INSTRUCTIONS TO FOLLOW.
Copy each line of the entries beneath that contains the word "this".

STORED DATA.
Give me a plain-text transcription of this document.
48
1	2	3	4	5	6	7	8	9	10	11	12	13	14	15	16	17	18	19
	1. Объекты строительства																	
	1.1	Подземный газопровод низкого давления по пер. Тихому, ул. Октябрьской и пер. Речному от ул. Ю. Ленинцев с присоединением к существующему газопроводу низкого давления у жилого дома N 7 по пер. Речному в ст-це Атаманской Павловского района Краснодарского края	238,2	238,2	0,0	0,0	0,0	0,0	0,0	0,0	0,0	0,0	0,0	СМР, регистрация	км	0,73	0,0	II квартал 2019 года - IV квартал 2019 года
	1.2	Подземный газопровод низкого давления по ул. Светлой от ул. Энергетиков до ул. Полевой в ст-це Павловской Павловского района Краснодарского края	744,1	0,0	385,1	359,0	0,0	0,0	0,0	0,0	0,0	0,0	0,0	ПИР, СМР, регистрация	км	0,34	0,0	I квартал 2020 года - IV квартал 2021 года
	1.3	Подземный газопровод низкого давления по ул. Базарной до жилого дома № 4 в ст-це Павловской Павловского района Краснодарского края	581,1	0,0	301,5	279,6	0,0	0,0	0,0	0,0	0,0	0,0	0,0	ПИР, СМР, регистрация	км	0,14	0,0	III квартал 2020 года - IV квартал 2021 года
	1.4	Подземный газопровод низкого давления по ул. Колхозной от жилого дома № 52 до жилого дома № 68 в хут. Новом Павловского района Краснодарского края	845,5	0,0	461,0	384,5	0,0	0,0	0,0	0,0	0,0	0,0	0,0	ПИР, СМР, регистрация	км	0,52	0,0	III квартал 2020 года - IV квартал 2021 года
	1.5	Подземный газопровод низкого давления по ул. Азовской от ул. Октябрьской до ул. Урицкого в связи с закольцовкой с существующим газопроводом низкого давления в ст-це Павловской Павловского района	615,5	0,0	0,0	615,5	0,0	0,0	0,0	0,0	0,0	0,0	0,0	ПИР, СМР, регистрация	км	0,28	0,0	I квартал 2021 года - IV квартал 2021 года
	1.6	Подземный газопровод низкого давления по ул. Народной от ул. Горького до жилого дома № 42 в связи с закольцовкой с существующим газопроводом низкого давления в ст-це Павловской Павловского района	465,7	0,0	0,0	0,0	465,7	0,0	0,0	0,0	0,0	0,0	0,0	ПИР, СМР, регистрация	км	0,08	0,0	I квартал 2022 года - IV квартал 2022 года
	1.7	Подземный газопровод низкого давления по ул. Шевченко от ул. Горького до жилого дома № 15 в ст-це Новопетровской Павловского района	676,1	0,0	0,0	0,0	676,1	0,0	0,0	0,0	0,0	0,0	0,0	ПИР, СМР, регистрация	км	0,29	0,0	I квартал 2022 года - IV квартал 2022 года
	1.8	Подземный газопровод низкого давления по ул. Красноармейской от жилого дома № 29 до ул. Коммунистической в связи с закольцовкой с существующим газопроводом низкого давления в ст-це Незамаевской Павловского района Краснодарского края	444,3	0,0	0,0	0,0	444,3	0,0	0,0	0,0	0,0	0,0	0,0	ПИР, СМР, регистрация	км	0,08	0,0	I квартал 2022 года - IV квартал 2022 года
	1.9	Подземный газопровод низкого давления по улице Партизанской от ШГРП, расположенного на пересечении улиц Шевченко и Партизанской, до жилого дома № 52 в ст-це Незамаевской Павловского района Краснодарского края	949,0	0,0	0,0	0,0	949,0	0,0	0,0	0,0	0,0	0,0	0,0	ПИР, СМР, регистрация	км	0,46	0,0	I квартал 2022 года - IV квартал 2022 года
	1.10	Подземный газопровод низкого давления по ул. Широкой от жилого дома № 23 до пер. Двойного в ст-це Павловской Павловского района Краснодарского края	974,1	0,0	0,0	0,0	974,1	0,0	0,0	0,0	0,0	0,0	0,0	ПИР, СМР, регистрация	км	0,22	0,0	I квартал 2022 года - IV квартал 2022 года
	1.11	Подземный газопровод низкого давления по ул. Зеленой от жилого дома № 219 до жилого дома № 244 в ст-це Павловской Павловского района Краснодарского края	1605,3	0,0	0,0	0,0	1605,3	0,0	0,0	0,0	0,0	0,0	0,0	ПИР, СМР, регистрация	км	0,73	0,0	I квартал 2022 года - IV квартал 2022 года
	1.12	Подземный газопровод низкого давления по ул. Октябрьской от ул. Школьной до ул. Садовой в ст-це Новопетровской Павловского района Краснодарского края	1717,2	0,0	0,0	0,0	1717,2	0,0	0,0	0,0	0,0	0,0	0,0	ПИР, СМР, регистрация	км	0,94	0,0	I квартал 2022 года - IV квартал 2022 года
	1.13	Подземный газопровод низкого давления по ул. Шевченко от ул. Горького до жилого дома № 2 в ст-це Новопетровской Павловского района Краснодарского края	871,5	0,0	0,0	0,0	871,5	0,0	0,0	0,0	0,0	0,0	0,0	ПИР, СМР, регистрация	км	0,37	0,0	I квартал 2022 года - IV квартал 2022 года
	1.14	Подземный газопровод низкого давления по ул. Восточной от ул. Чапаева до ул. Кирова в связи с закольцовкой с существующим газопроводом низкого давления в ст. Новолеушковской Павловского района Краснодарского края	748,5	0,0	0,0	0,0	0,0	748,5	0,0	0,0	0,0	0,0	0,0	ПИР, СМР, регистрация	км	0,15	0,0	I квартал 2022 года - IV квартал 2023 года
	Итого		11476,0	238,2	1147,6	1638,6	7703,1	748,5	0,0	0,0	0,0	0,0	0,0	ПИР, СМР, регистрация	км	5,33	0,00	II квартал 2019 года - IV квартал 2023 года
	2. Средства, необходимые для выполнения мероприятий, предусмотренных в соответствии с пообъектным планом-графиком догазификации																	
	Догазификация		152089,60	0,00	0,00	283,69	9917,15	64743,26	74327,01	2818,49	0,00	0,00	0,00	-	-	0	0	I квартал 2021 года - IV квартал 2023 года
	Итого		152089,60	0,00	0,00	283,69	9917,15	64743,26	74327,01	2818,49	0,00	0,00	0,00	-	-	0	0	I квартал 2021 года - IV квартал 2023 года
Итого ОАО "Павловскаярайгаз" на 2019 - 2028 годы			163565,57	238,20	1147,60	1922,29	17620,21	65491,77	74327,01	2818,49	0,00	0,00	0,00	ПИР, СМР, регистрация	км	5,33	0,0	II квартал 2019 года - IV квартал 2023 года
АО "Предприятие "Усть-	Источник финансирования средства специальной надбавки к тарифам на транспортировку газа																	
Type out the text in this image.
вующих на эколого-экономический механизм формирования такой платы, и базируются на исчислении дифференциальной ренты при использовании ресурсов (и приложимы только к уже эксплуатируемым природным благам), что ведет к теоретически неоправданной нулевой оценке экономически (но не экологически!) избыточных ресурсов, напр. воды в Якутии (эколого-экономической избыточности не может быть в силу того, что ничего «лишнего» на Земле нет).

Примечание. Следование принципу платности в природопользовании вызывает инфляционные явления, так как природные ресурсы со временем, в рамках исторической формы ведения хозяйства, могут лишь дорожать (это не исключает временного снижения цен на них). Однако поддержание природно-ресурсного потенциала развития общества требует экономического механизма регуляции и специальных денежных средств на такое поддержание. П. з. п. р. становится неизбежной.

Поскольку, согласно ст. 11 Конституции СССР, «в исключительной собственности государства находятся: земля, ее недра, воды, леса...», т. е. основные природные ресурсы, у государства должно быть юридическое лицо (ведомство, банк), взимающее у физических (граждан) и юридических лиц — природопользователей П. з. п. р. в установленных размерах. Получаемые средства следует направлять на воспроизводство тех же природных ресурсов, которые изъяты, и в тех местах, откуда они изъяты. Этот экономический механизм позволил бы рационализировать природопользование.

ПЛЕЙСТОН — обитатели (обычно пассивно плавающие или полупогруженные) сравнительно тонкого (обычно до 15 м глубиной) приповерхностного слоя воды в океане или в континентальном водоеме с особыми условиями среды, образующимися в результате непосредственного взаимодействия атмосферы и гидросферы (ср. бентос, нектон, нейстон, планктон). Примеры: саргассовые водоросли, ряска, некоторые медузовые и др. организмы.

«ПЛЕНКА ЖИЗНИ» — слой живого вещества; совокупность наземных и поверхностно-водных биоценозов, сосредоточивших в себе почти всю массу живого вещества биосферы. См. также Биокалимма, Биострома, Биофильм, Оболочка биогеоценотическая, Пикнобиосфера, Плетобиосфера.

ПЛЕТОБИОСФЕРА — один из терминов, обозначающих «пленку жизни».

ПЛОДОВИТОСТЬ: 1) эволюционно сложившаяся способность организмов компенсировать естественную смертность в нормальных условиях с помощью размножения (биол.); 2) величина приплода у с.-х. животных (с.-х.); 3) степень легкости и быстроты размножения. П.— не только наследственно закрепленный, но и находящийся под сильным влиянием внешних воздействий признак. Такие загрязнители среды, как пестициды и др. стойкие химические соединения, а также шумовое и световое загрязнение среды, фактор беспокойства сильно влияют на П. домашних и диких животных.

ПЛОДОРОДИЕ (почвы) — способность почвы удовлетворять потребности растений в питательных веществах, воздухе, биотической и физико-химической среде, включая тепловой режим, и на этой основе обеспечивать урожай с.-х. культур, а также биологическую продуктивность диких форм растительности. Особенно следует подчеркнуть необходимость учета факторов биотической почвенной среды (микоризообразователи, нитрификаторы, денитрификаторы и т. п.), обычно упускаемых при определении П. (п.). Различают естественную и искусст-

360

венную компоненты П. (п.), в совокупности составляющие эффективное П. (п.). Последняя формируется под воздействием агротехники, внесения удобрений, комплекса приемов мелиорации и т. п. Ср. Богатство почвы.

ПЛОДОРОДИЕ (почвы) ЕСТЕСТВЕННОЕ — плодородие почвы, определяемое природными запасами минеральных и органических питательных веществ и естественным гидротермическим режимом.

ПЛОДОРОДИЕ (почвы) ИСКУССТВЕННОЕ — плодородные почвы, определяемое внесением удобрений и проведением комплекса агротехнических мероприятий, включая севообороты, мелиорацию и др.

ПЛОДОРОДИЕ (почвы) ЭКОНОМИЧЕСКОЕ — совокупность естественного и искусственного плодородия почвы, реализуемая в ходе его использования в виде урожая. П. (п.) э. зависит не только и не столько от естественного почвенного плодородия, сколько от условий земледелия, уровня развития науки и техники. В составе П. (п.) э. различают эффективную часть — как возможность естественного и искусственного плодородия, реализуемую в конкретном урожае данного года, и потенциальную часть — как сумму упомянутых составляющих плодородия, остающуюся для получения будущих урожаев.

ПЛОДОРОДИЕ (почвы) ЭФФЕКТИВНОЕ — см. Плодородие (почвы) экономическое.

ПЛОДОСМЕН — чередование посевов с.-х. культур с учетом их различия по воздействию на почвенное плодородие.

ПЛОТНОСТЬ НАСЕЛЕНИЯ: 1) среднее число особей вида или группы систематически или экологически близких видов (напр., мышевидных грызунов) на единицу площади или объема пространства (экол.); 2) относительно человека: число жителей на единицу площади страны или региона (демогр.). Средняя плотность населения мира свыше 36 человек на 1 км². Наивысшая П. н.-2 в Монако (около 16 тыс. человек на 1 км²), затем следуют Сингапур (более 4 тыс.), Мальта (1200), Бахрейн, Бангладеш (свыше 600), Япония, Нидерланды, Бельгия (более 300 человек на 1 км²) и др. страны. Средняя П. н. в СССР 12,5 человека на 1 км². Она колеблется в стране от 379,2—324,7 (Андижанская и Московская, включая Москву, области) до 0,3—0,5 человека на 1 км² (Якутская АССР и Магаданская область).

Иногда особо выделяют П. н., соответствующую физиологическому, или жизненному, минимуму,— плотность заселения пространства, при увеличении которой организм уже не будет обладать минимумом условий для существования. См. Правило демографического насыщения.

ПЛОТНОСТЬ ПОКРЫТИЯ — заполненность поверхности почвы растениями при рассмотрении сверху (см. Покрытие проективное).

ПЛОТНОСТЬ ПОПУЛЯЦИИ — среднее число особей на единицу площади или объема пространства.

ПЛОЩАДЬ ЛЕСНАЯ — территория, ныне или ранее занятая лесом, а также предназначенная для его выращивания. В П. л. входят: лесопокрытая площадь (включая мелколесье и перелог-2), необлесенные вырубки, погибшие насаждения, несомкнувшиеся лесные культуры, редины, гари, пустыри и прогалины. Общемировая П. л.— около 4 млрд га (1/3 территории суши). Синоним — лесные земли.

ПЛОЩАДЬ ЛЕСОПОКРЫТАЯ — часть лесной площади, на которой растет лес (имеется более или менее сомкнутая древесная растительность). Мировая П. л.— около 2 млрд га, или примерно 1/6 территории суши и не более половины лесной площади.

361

THE ANSWER.
Give me a plain-text transcription of this document.
Type out the text in this image.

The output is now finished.